== Фрагмент текста

Вот каково настроение современности или по крайней мере преобладающая черта его: надежда осветить действительность до самого основания при помощи точного исследования оказалась несостоятельной; наука нигде не ведет к корню вещей, нигде – ни в самом малом, ни в самом большом. И если миросозерцание должно покоиться исключительно на точной науке, то мы навсегда должны отказаться от мысли иметь таковое.
Этим настроением объясняется ныне вновь замечаемое усиление религиозной потребности, которая находит удовлетворение в вере, будь то церковная вера, которая при этой недостоверности всех вещей ищет спасения в авторитете, в том, quod semper, quod ubique, quod ab omnibus, или же субъективная вера на протестантский лад, которая привносит в действительность чаяния и требования собственного духа. Этим же настроением питается и оживающее ныне влечение к философии. Люди задаются такого рода вопросом: быть может, в конце концов философия, столь долго находившаяся в пренебрежении и вызывавшая лишь насмешки, все-таки может и должна дать то, без чего долго никак не может обойтись человеческий дух, а именно ответ на последние вопросы действительности и жизни, если не в форме необходимых положений или вечных истин, как полагала старая метафизика, так хоть в виде возможных и приемлемых воззрений, в виде «разумных мыслей»?

====
== Фрагменты записей

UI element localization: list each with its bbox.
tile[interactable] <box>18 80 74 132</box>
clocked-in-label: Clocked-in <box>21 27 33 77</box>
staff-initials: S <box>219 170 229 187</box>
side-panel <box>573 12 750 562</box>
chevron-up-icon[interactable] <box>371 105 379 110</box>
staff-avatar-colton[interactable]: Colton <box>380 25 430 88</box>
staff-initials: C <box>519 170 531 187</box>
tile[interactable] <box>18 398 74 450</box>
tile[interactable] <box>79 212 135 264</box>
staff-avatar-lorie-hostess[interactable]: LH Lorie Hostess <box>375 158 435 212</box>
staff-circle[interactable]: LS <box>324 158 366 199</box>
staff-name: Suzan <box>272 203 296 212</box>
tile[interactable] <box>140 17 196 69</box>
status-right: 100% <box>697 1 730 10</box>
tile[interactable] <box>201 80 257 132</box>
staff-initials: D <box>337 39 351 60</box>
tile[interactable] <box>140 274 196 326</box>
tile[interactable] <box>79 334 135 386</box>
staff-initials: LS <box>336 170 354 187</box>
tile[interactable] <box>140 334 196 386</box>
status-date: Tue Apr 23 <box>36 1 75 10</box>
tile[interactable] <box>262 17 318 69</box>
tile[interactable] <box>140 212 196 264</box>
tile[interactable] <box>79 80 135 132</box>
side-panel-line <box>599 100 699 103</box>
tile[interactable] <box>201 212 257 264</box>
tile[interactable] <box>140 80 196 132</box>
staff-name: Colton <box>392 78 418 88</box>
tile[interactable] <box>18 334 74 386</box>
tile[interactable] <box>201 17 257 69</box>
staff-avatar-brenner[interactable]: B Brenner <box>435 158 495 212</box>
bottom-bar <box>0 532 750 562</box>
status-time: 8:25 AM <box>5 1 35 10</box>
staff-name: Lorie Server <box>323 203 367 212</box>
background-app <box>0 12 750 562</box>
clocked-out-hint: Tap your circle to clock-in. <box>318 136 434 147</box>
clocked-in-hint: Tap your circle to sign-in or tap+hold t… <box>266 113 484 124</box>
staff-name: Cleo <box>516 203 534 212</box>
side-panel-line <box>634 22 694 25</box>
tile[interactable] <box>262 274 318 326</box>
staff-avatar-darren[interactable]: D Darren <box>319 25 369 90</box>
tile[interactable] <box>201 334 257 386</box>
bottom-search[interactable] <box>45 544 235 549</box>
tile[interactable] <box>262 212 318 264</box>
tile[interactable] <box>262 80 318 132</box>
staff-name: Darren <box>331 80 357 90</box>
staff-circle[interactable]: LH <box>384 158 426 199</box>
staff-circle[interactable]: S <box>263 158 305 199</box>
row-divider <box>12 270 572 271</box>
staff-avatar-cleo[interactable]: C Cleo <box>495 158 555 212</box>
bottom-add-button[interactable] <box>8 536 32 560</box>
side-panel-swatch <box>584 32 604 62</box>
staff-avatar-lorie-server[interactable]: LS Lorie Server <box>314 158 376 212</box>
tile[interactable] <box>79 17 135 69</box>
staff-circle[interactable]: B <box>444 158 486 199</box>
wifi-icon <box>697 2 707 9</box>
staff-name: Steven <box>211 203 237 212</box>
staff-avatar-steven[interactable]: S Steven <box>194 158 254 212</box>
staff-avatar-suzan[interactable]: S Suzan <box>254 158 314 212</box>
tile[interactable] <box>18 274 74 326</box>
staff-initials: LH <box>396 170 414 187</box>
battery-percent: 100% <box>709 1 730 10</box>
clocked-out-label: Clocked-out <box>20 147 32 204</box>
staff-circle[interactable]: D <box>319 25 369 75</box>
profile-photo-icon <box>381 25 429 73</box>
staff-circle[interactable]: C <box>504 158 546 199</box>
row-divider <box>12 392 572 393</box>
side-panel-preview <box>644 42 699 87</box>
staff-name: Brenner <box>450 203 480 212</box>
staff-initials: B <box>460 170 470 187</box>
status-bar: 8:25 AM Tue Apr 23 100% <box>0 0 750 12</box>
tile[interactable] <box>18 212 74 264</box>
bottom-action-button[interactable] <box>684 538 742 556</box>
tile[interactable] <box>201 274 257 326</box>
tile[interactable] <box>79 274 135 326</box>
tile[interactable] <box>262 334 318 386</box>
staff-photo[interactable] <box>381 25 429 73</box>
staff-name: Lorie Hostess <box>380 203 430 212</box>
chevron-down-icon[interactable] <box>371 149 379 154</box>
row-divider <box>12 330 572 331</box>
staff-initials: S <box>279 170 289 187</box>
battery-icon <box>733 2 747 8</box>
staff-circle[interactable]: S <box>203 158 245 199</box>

====

Ваши задания.
[a] Ответьте на вопросы по тексту о настроении современности, отметив ответы так же, как вопросы:
(i) К чему, согласно тексту, наука нигде не ведет?
(ii) В чем церковная вера ищет спасения при недостоверности всех вещей?
(iii) В какой форме, по мнению старой метафизики, философия должна была давать ответ на последние вопросы?
[b] Продолжите текст о настроении современности, начиная с того места, где он обрывается.
Записи никак не связаны с текстом.

Результаты заданий.
[a]
(i) К корню вещей.
(ii) В авторитете.
(iii) В форме необходимых положений или вечных истин.

[b]
Так постепенно вновь ожила субъективная потребность в философском умозрении, самонадеянность и чрезмерность которого привели однажды к реакции в направлении позитивизма и точности, выразившейся в середине прошлого столетия в пренебрежительном отношении к философии, в погоне за простыми слепыми фактами. Вера в возможность и необходимость мышления, выходящего за пределы отдельных наук и их исследования и возвышающегося до всеобщего, ныне вновь живет и проявляется как творческая сила в жизни современности. И более всего, пожалуй, замечательно то, что это стремление проявляется также и в сферах научного исследования: науки сами по себе всюду обращаются к философии; в естествознании и в математике, в биологии и в истории, в юриспруденции и в теологии – везде ставятся вопросы о собственных последних предпосылках и целях, везде стараются в возможных мыслях охватить целое и связь вещей. Сомнение и недоумение или замешательство, таким образом, опять оказываются теми субъективными движущими силами, которые приводят к философствованию.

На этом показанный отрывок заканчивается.